*** RECORDED DATA ***

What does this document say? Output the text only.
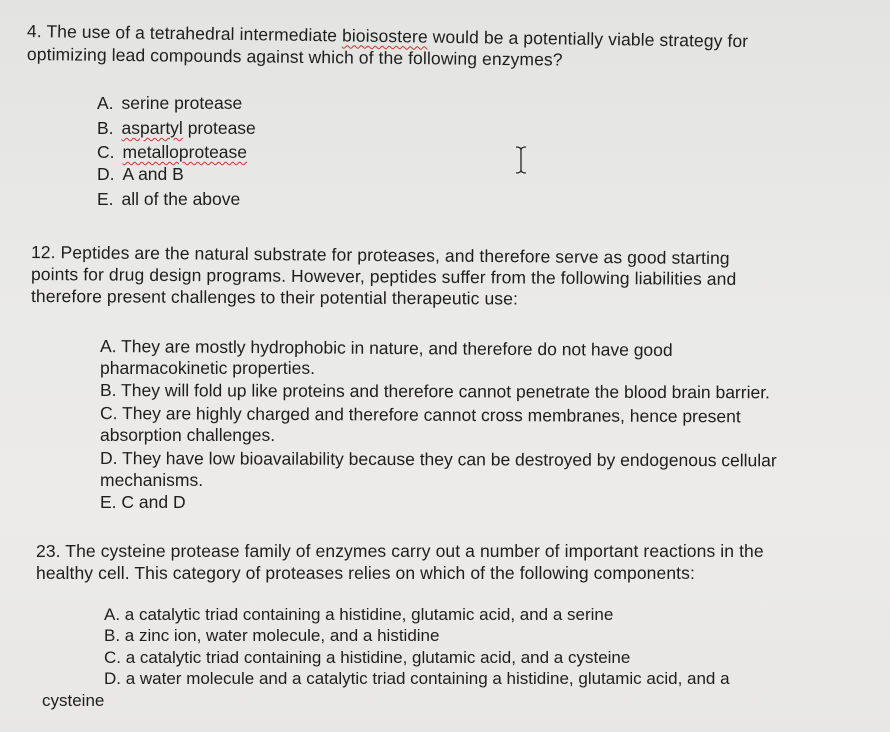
4. The use of a tetrahedral intermediate bioisostere would be a potentially viable strategy for
optimizing lead compounds against which of the following enzymes?
A. serine protease
B. aspartyl protease
C. metalloprotease
D. A and B
E. all of the above
12. Peptides are the natural substrate for proteases, and therefore serve as good starting
points for drug design programs. However, peptides suffer from the following liabilities and
therefore present challenges to their potential therapeutic use:
A. They are mostly hydrophobic in nature, and therefore do not have good
pharmacokinetic properties.
B. They will fold up like proteins and therefore cannot penetrate the blood brain barrier.
C. They are highly charged and therefore cannot cross membranes, hence present
absorption challenges.
D. They have low bioavailability because they can be destroyed by endogenous cellular
mechanisms.
E. C and D
23. The cysteine protease family of enzymes carry out a number of important reactions in the
healthy cell. This category of proteases relies on which of the following components:
A. a catalytic triad containing a histidine, glutamic acid, and a serine
B. a zinc ion, water molecule, and a histidine
C. a catalytic triad containing a histidine, glutamic acid, and a cysteine
D. a water molecule and a catalytic triad containing a histidine, glutamic acid, and a
cysteine
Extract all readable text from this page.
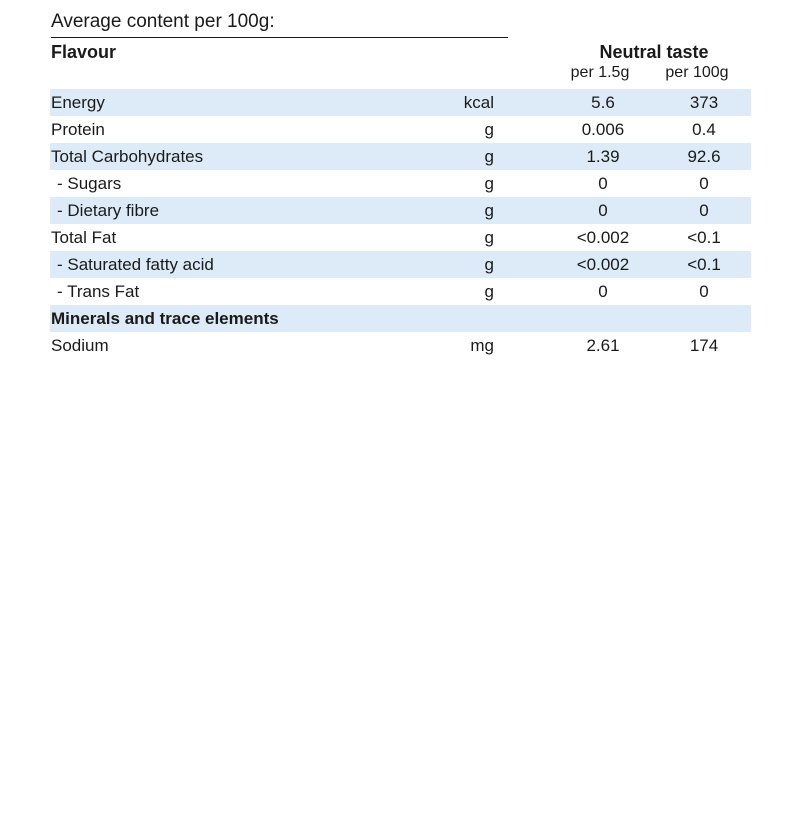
Average content per 100g:
Flavour	Neutral taste
per 1.5g	per 100g
Energy	kcal	5.6	373
Protein	g	0.006	0.4
Total Carbohydrates	g	1.39	92.6
- Sugars	g	0	0
- Dietary fibre	g	0	0
Total Fat	g	<0.002	<0.1
- Saturated fatty acid	g	<0.002	<0.1
- Trans Fat	g	0	0
Minerals and trace elements
Sodium	mg	2.61	174
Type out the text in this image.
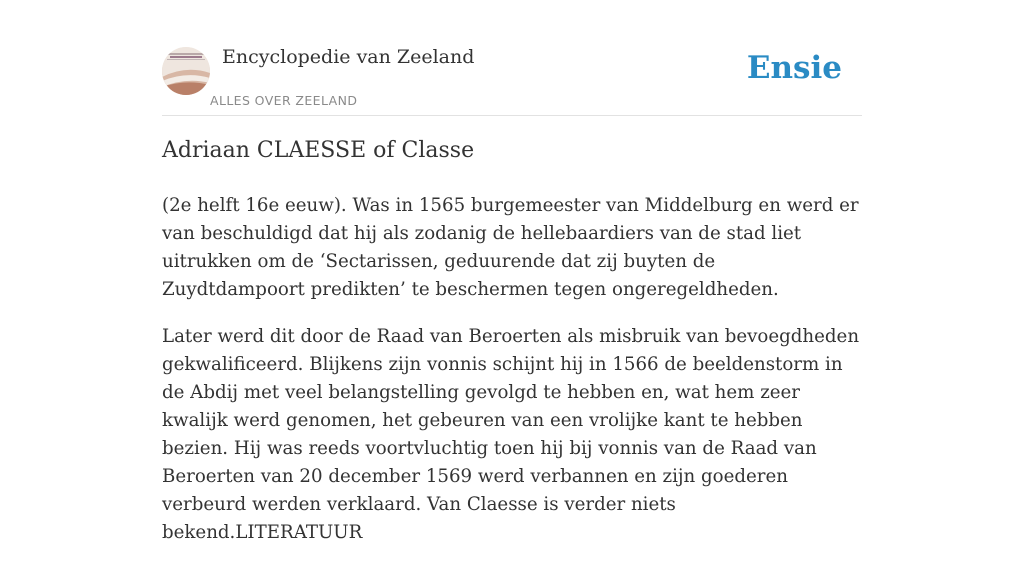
Encyclopedie van Zeeland
ALLES OVER ZEELAND
Ensie
Adriaan CLAESSE of Classe

(2e helft 16e eeuw). Was in 1565 burgemeester van Middelburg en werd er van beschuldigd dat hij als zodanig de hellebaardiers van de stad liet uitrukken om de ‘Sectarissen, geduurende dat zij buyten de Zuydtdampoort predikten’ te beschermen tegen ongeregeldheden.

Later werd dit door de Raad van Beroerten als misbruik van bevoegdheden gekwalificeerd. Blijkens zijn vonnis schijnt hij in 1566 de beeldenstorm in de Abdij met veel belangstelling gevolgd te hebben en, wat hem zeer kwalijk werd genomen, het gebeuren van een vrolijke kant te hebben bezien. Hij was reeds voortvluchtig toen hij bij vonnis van de Raad van Beroerten van 20 december 1569 werd verbannen en zijn goederen verbeurd werden verklaard. Van Claesse is verder niets bekend.LITERATUUR
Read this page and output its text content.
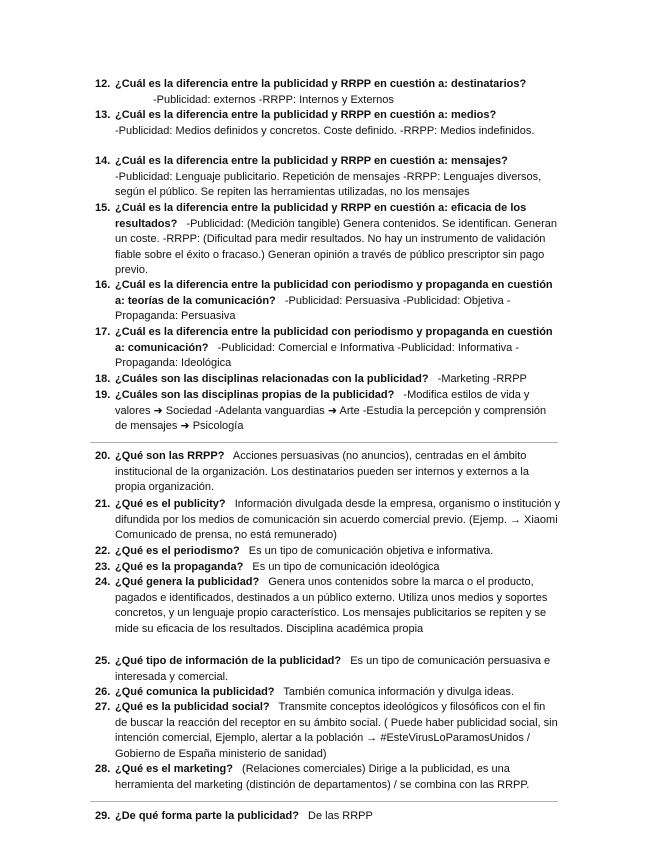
12. ¿Cuál es la diferencia entre la publicidad y RRPP en cuestión a: destinatarios?
-Publicidad: externos -RRPP: Internos y Externos
13. ¿Cuál es la diferencia entre la publicidad y RRPP en cuestión a: medios?
-Publicidad: Medios definidos y concretos. Coste definido. -RRPP: Medios indefinidos.
14. ¿Cuál es la diferencia entre la publicidad y RRPP en cuestión a: mensajes?
-Publicidad: Lenguaje publicitario. Repetición de mensajes -RRPP: Lenguajes diversos, según el público. Se repiten las herramientas utilizadas, no los mensajes
15. ¿Cuál es la diferencia entre la publicidad y RRPP en cuestión a: eficacia de los resultados? -Publicidad: (Medición tangible) Genera contenidos. Se identifican. Generan un coste. -RRPP: (Dificultad para medir resultados. No hay un instrumento de validación fiable sobre el éxito o fracaso.) Generan opinión a través de público prescriptor sin pago previo.
16. ¿Cuál es la diferencia entre la publicidad con periodismo y propaganda en cuestión a: teorías de la comunicación? -Publicidad: Persuasiva -Publicidad: Objetiva -Propaganda: Persuasiva
17. ¿Cuál es la diferencia entre la publicidad con periodismo y propaganda en cuestión a: comunicación? -Publicidad: Comercial e Informativa -Publicidad: Informativa -Propaganda: Ideológica
18. ¿Cuáles son las disciplinas relacionadas con la publicidad? -Marketing -RRPP
19. ¿Cuáles son las disciplinas propias de la publicidad? -Modifica estilos de vida y valores ➜ Sociedad -Adelanta vanguardias ➜ Arte -Estudia la percepción y comprensión de mensajes ➜ Psicología
20. ¿Qué son las RRPP? Acciones persuasivas (no anuncios), centradas en el ámbito institucional de la organización. Los destinatarios pueden ser internos y externos a la propia organización.
21. ¿Qué es el publicity? Información divulgada desde la empresa, organismo o institución y difundida por los medios de comunicación sin acuerdo comercial previo. (Ejemp. → Xiaomi Comunicado de prensa, no está remunerado)
22. ¿Qué es el periodismo? Es un tipo de comunicación objetiva e informativa.
23. ¿Qué es la propaganda? Es un tipo de comunicación ideológica
24. ¿Qué genera la publicidad? Genera unos contenidos sobre la marca o el producto, pagados e identificados, destinados a un público externo. Utiliza unos medios y soportes concretos, y un lenguaje propio característico. Los mensajes publicitarios se repiten y se mide su eficacia de los resultados. Disciplina académica propia
25. ¿Qué tipo de información de la publicidad? Es un tipo de comunicación persuasiva e interesada y comercial.
26. ¿Qué comunica la publicidad? También comunica información y divulga ideas.
27. ¿Qué es la publicidad social? Transmite conceptos ideológicos y filosóficos con el fin de buscar la reacción del receptor en su ámbito social. ( Puede haber publicidad social, sin intención comercial, Ejemplo, alertar a la población → #EsteVirusLoParamosUnidos / Gobierno de España ministerio de sanidad)
28. ¿Qué es el marketing? (Relaciones comerciales) Dirige a la publicidad, es una herramienta del marketing (distinción de departamentos) / se combina con las RRPP.
29. ¿De qué forma parte la publicidad? De las RRPP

*** End of RECORDED DATA ***

## DIRECTIONS
Restate every line above word for word. Do not carry over the images.

## TASK SOLUTION
What does this document say? Output the text only.
4. The use of a tetrahedral intermediate bioisostere would be a potentially viable strategy for
optimizing lead compounds against which of the following enzymes?
A. serine protease
B. aspartyl protease
C. metalloprotease
D. A and B
E. all of the above
12. Peptides are the natural substrate for proteases, and therefore serve as good starting
points for drug design programs. However, peptides suffer from the following liabilities and
therefore present challenges to their potential therapeutic use:
A. They are mostly hydrophobic in nature, and therefore do not have good
pharmacokinetic properties.
B. They will fold up like proteins and therefore cannot penetrate the blood brain barrier.
C. They are highly charged and therefore cannot cross membranes, hence present
absorption challenges.
D. They have low bioavailability because they can be destroyed by endogenous cellular
mechanisms.
E. C and D
23. The cysteine protease family of enzymes carry out a number of important reactions in the
healthy cell. This category of proteases relies on which of the following components:
A. a catalytic triad containing a histidine, glutamic acid, and a serine
B. a zinc ion, water molecule, and a histidine
C. a catalytic triad containing a histidine, glutamic acid, and a cysteine
D. a water molecule and a catalytic triad containing a histidine, glutamic acid, and a
cysteine
Extract all readable text from this page.
Average content per 100g:
Flavour	Neutral taste
per 1.5g	per 100g
Energy	kcal	5.6	373
Protein	g	0.006	0.4
Total Carbohydrates	g	1.39	92.6
- Sugars	g	0	0
- Dietary fibre	g	0	0
Total Fat	g	<0.002	<0.1
- Saturated fatty acid	g	<0.002	<0.1
- Trans Fat	g	0	0
Minerals and trace elements
Sodium	mg	2.61	174
Type out the text in this image.
Encyclopedie van Zeeland
ALLES OVER ZEELAND
Ensie
Adriaan CLAESSE of Classe

(2e helft 16e eeuw). Was in 1565 burgemeester van Middelburg en werd er van beschuldigd dat hij als zodanig de hellebaardiers van de stad liet uitrukken om de ‘Sectarissen, geduurende dat zij buyten de Zuydtdampoort predikten’ te beschermen tegen ongeregeldheden.

Later werd dit door de Raad van Beroerten als misbruik van bevoegdheden gekwalificeerd. Blijkens zijn vonnis schijnt hij in 1566 de beeldenstorm in de Abdij met veel belangstelling gevolgd te hebben en, wat hem zeer kwalijk werd genomen, het gebeuren van een vrolijke kant te hebben bezien. Hij was reeds voortvluchtig toen hij bij vonnis van de Raad van Beroerten van 20 december 1569 werd verbannen en zijn goederen verbeurd werden verklaard. Van Claesse is verder niets bekend.LITERATUUR
Read this page and output its text content.
12. ¿Cuál es la diferencia entre la publicidad y RRPP en cuestión a: destinatarios?
-Publicidad: externos -RRPP: Internos y Externos
13. ¿Cuál es la diferencia entre la publicidad y RRPP en cuestión a: medios?
-Publicidad: Medios definidos y concretos. Coste definido. -RRPP: Medios indefinidos.
14. ¿Cuál es la diferencia entre la publicidad y RRPP en cuestión a: mensajes?
-Publicidad: Lenguaje publicitario. Repetición de mensajes -RRPP: Lenguajes diversos, según el público. Se repiten las herramientas utilizadas, no los mensajes
15. ¿Cuál es la diferencia entre la publicidad y RRPP en cuestión a: eficacia de los resultados? -Publicidad: (Medición tangible) Genera contenidos. Se identifican. Generan un coste. -RRPP: (Dificultad para medir resultados. No hay un instrumento de validación fiable sobre el éxito o fracaso.) Generan opinión a través de público prescriptor sin pago previo.
16. ¿Cuál es la diferencia entre la publicidad con periodismo y propaganda en cuestión a: teorías de la comunicación? -Publicidad: Persuasiva -Publicidad: Objetiva -Propaganda: Persuasiva
17. ¿Cuál es la diferencia entre la publicidad con periodismo y propaganda en cuestión a: comunicación? -Publicidad: Comercial e Informativa -Publicidad: Informativa -Propaganda: Ideológica
18. ¿Cuáles son las disciplinas relacionadas con la publicidad? -Marketing -RRPP
19. ¿Cuáles son las disciplinas propias de la publicidad? -Modifica estilos de vida y valores ➜ Sociedad -Adelanta vanguardias ➜ Arte -Estudia la percepción y comprensión de mensajes ➜ Psicología
20. ¿Qué son las RRPP? Acciones persuasivas (no anuncios), centradas en el ámbito institucional de la organización. Los destinatarios pueden ser internos y externos a la propia organización.
21. ¿Qué es el publicity? Información divulgada desde la empresa, organismo o institución y difundida por los medios de comunicación sin acuerdo comercial previo. (Ejemp. → Xiaomi Comunicado de prensa, no está remunerado)
22. ¿Qué es el periodismo? Es un tipo de comunicación objetiva e informativa.
23. ¿Qué es la propaganda? Es un tipo de comunicación ideológica
24. ¿Qué genera la publicidad? Genera unos contenidos sobre la marca o el producto, pagados e identificados, destinados a un público externo. Utiliza unos medios y soportes concretos, y un lenguaje propio característico. Los mensajes publicitarios se repiten y se mide su eficacia de los resultados. Disciplina académica propia
25. ¿Qué tipo de información de la publicidad? Es un tipo de comunicación persuasiva e interesada y comercial.
26. ¿Qué comunica la publicidad? También comunica información y divulga ideas.
27. ¿Qué es la publicidad social? Transmite conceptos ideológicos y filosóficos con el fin de buscar la reacción del receptor en su ámbito social. ( Puede haber publicidad social, sin intención comercial, Ejemplo, alertar a la población → #EsteVirusLoParamosUnidos / Gobierno de España ministerio de sanidad)
28. ¿Qué es el marketing? (Relaciones comerciales) Dirige a la publicidad, es una herramienta del marketing (distinción de departamentos) / se combina con las RRPP.
29. ¿De qué forma parte la publicidad? De las RRPP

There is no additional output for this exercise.